Description of the task:
Reproduce all of the data word for word.

Supplied information:
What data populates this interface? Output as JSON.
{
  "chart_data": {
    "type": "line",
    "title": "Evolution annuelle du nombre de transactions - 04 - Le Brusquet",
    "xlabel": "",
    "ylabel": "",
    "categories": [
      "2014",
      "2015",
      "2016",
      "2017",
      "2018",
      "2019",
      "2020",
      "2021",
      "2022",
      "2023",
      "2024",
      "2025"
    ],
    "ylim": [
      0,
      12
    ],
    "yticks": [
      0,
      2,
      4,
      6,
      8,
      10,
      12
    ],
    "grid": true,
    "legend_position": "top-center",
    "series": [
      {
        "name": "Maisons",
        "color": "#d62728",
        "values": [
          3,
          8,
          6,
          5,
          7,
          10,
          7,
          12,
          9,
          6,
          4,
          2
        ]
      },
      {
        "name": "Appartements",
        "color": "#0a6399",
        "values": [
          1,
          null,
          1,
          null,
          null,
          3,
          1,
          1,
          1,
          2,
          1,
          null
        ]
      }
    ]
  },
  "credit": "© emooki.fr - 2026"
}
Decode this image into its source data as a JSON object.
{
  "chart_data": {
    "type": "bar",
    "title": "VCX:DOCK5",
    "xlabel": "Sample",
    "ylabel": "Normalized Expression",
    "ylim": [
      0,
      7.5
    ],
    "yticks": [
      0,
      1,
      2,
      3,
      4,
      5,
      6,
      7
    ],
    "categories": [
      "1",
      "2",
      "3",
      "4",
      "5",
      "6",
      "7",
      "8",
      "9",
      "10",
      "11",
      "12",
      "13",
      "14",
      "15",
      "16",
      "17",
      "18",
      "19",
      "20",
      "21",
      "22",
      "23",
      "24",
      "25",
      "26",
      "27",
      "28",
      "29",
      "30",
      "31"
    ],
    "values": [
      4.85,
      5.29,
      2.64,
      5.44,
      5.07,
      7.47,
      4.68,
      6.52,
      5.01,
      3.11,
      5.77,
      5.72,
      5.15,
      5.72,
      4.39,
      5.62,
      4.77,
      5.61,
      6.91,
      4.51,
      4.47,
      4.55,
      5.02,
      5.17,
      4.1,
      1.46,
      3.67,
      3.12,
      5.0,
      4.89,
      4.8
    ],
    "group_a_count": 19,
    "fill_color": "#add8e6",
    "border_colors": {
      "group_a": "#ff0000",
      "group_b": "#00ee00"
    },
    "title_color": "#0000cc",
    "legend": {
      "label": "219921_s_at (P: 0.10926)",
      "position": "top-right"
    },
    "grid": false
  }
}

Solution to this problem:
What data populates this interface? Output as JSON.
{
  "chart_data": {
    "type": "line",
    "title": "Evolution annuelle du nombre de transactions - 04 - Le Brusquet",
    "xlabel": "",
    "ylabel": "",
    "categories": [
      "2014",
      "2015",
      "2016",
      "2017",
      "2018",
      "2019",
      "2020",
      "2021",
      "2022",
      "2023",
      "2024",
      "2025"
    ],
    "ylim": [
      0,
      12
    ],
    "yticks": [
      0,
      2,
      4,
      6,
      8,
      10,
      12
    ],
    "grid": true,
    "legend_position": "top-center",
    "series": [
      {
        "name": "Maisons",
        "color": "#d62728",
        "values": [
          3,
          8,
          6,
          5,
          7,
          10,
          7,
          12,
          9,
          6,
          4,
          2
        ]
      },
      {
        "name": "Appartements",
        "color": "#0a6399",
        "values": [
          1,
          null,
          1,
          null,
          null,
          3,
          1,
          1,
          1,
          2,
          1,
          null
        ]
      }
    ]
  },
  "credit": "© emooki.fr - 2026"
}
Decode this image into its source data as a JSON object.
{
  "chart_data": {
    "type": "bar",
    "title": "VCX:DOCK5",
    "xlabel": "Sample",
    "ylabel": "Normalized Expression",
    "ylim": [
      0,
      7.5
    ],
    "yticks": [
      0,
      1,
      2,
      3,
      4,
      5,
      6,
      7
    ],
    "categories": [
      "1",
      "2",
      "3",
      "4",
      "5",
      "6",
      "7",
      "8",
      "9",
      "10",
      "11",
      "12",
      "13",
      "14",
      "15",
      "16",
      "17",
      "18",
      "19",
      "20",
      "21",
      "22",
      "23",
      "24",
      "25",
      "26",
      "27",
      "28",
      "29",
      "30",
      "31"
    ],
    "values": [
      4.85,
      5.29,
      2.64,
      5.44,
      5.07,
      7.47,
      4.68,
      6.52,
      5.01,
      3.11,
      5.77,
      5.72,
      5.15,
      5.72,
      4.39,
      5.62,
      4.77,
      5.61,
      6.91,
      4.51,
      4.47,
      4.55,
      5.02,
      5.17,
      4.1,
      1.46,
      3.67,
      3.12,
      5.0,
      4.89,
      4.8
    ],
    "group_a_count": 19,
    "fill_color": "#add8e6",
    "border_colors": {
      "group_a": "#ff0000",
      "group_b": "#00ee00"
    },
    "title_color": "#0000cc",
    "legend": {
      "label": "219921_s_at (P: 0.10926)",
      "position": "top-right"
    },
    "grid": false
  }
}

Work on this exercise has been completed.